>> start

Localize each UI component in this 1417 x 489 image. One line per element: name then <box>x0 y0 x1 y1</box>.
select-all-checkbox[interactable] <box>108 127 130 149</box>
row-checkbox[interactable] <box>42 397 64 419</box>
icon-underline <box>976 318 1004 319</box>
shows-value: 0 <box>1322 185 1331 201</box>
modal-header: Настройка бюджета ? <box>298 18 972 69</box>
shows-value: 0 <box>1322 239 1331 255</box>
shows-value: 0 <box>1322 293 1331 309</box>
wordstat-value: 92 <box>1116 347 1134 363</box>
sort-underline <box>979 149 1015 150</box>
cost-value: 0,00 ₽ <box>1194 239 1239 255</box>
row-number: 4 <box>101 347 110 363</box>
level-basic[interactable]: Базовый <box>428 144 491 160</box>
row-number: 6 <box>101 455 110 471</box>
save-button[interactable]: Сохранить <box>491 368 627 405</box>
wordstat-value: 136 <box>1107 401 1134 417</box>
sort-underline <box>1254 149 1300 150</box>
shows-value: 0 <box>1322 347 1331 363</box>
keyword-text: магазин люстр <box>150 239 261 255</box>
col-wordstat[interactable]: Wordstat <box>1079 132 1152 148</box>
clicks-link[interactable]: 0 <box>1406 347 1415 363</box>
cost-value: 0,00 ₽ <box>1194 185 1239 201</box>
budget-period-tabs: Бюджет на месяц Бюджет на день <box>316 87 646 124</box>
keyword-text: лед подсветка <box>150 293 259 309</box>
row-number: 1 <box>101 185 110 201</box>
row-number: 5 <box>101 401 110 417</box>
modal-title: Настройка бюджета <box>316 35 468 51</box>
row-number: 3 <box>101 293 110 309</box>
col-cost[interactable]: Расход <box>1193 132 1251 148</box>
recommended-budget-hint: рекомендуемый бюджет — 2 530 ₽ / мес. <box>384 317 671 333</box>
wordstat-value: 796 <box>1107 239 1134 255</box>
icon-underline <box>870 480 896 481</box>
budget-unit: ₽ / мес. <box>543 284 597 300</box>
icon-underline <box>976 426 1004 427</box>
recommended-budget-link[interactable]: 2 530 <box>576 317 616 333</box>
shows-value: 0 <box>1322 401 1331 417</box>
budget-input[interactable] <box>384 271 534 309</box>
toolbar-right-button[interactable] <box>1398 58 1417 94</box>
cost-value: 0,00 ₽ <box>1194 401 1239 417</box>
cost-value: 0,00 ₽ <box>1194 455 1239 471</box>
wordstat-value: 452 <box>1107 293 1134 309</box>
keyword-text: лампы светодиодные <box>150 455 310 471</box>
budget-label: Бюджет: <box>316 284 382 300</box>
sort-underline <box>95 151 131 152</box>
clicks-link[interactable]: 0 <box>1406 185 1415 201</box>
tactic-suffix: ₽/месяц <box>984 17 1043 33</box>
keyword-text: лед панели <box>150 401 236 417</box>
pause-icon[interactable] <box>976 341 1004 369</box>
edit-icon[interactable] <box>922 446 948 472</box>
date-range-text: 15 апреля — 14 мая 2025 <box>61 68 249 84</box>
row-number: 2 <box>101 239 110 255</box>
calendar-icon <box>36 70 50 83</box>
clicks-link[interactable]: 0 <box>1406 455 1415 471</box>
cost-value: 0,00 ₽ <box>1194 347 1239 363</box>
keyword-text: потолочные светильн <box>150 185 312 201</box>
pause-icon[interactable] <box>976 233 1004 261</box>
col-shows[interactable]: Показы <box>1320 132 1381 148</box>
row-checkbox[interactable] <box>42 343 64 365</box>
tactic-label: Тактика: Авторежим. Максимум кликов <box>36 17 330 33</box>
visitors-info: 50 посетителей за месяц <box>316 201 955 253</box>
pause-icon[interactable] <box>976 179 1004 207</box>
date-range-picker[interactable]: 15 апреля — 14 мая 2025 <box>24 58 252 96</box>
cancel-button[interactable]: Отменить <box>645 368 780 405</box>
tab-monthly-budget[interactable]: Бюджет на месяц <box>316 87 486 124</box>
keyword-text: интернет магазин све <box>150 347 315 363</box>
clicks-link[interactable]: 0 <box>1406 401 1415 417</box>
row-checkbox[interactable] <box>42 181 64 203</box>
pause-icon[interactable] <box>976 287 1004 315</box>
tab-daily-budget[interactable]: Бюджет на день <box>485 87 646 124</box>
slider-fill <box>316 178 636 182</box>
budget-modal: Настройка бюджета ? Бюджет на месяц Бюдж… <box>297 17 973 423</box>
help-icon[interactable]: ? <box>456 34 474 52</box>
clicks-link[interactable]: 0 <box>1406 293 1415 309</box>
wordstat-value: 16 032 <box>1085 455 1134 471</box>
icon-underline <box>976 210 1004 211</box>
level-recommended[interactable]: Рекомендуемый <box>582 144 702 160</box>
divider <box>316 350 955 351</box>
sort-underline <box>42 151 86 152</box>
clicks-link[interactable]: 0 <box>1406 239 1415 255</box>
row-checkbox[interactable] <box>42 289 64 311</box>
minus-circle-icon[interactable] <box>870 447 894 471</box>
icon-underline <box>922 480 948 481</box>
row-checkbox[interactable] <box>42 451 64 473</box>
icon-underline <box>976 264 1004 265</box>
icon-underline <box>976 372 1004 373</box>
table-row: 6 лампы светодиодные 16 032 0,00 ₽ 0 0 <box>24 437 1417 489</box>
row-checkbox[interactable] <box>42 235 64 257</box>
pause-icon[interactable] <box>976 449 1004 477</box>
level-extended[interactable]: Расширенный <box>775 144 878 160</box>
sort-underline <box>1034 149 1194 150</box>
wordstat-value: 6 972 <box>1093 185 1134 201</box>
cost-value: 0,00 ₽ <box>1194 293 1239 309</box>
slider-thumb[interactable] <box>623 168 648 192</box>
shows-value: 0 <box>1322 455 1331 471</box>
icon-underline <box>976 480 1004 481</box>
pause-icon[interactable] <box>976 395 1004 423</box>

>> end

Your task
Print all of the records above again, line for line, with no changes.

Solution to the exercise
Localize each UI component in this 1417 x 489 image. One line per element: name then <box>x0 y0 x1 y1</box>.
select-all-checkbox[interactable] <box>108 127 130 149</box>
row-checkbox[interactable] <box>42 397 64 419</box>
icon-underline <box>976 318 1004 319</box>
shows-value: 0 <box>1322 185 1331 201</box>
modal-header: Настройка бюджета ? <box>298 18 972 69</box>
shows-value: 0 <box>1322 239 1331 255</box>
shows-value: 0 <box>1322 293 1331 309</box>
wordstat-value: 92 <box>1116 347 1134 363</box>
sort-underline <box>979 149 1015 150</box>
cost-value: 0,00 ₽ <box>1194 239 1239 255</box>
row-number: 4 <box>101 347 110 363</box>
level-basic[interactable]: Базовый <box>428 144 491 160</box>
row-number: 6 <box>101 455 110 471</box>
save-button[interactable]: Сохранить <box>491 368 627 405</box>
wordstat-value: 136 <box>1107 401 1134 417</box>
sort-underline <box>1254 149 1300 150</box>
shows-value: 0 <box>1322 347 1331 363</box>
keyword-text: магазин люстр <box>150 239 261 255</box>
col-wordstat[interactable]: Wordstat <box>1079 132 1152 148</box>
clicks-link[interactable]: 0 <box>1406 347 1415 363</box>
cost-value: 0,00 ₽ <box>1194 185 1239 201</box>
budget-period-tabs: Бюджет на месяц Бюджет на день <box>316 87 646 124</box>
keyword-text: лед подсветка <box>150 293 259 309</box>
row-number: 1 <box>101 185 110 201</box>
row-number: 5 <box>101 401 110 417</box>
modal-title: Настройка бюджета <box>316 35 468 51</box>
row-number: 3 <box>101 293 110 309</box>
col-cost[interactable]: Расход <box>1193 132 1251 148</box>
recommended-budget-hint: рекомендуемый бюджет — 2 530 ₽ / мес. <box>384 317 671 333</box>
wordstat-value: 796 <box>1107 239 1134 255</box>
icon-underline <box>870 480 896 481</box>
budget-unit: ₽ / мес. <box>543 284 597 300</box>
icon-underline <box>976 426 1004 427</box>
recommended-budget-link[interactable]: 2 530 <box>576 317 616 333</box>
shows-value: 0 <box>1322 401 1331 417</box>
budget-input[interactable] <box>384 271 534 309</box>
toolbar-right-button[interactable] <box>1398 58 1417 94</box>
cost-value: 0,00 ₽ <box>1194 401 1239 417</box>
cost-value: 0,00 ₽ <box>1194 455 1239 471</box>
wordstat-value: 452 <box>1107 293 1134 309</box>
keyword-text: лампы светодиодные <box>150 455 310 471</box>
budget-label: Бюджет: <box>316 284 382 300</box>
sort-underline <box>95 151 131 152</box>
clicks-link[interactable]: 0 <box>1406 185 1415 201</box>
tactic-suffix: ₽/месяц <box>984 17 1043 33</box>
keyword-text: лед панели <box>150 401 236 417</box>
pause-icon[interactable] <box>976 341 1004 369</box>
edit-icon[interactable] <box>922 446 948 472</box>
date-range-text: 15 апреля — 14 мая 2025 <box>61 68 249 84</box>
row-number: 2 <box>101 239 110 255</box>
calendar-icon <box>36 70 50 83</box>
clicks-link[interactable]: 0 <box>1406 455 1415 471</box>
cost-value: 0,00 ₽ <box>1194 347 1239 363</box>
keyword-text: потолочные светильн <box>150 185 312 201</box>
pause-icon[interactable] <box>976 233 1004 261</box>
col-shows[interactable]: Показы <box>1320 132 1381 148</box>
row-checkbox[interactable] <box>42 343 64 365</box>
tactic-label: Тактика: Авторежим. Максимум кликов <box>36 17 330 33</box>
visitors-info: 50 посетителей за месяц <box>316 201 955 253</box>
pause-icon[interactable] <box>976 179 1004 207</box>
date-range-picker[interactable]: 15 апреля — 14 мая 2025 <box>24 58 252 96</box>
cancel-button[interactable]: Отменить <box>645 368 780 405</box>
tab-monthly-budget[interactable]: Бюджет на месяц <box>316 87 486 124</box>
keyword-text: интернет магазин све <box>150 347 315 363</box>
clicks-link[interactable]: 0 <box>1406 401 1415 417</box>
row-checkbox[interactable] <box>42 181 64 203</box>
pause-icon[interactable] <box>976 287 1004 315</box>
tab-daily-budget[interactable]: Бюджет на день <box>485 87 646 124</box>
slider-fill <box>316 178 636 182</box>
budget-modal: Настройка бюджета ? Бюджет на месяц Бюдж… <box>297 17 973 423</box>
help-icon[interactable]: ? <box>456 34 474 52</box>
clicks-link[interactable]: 0 <box>1406 293 1415 309</box>
wordstat-value: 16 032 <box>1085 455 1134 471</box>
icon-underline <box>976 210 1004 211</box>
level-recommended[interactable]: Рекомендуемый <box>582 144 702 160</box>
divider <box>316 350 955 351</box>
sort-underline <box>42 151 86 152</box>
clicks-link[interactable]: 0 <box>1406 239 1415 255</box>
row-checkbox[interactable] <box>42 289 64 311</box>
minus-circle-icon[interactable] <box>870 447 894 471</box>
icon-underline <box>922 480 948 481</box>
row-checkbox[interactable] <box>42 451 64 473</box>
icon-underline <box>976 264 1004 265</box>
icon-underline <box>976 372 1004 373</box>
table-row: 6 лампы светодиодные 16 032 0,00 ₽ 0 0 <box>24 437 1417 489</box>
row-checkbox[interactable] <box>42 235 64 257</box>
pause-icon[interactable] <box>976 449 1004 477</box>
level-extended[interactable]: Расширенный <box>775 144 878 160</box>
sort-underline <box>1034 149 1194 150</box>
wordstat-value: 6 972 <box>1093 185 1134 201</box>
cost-value: 0,00 ₽ <box>1194 293 1239 309</box>
slider-thumb[interactable] <box>623 168 648 192</box>
shows-value: 0 <box>1322 455 1331 471</box>
icon-underline <box>976 480 1004 481</box>
pause-icon[interactable] <box>976 395 1004 423</box>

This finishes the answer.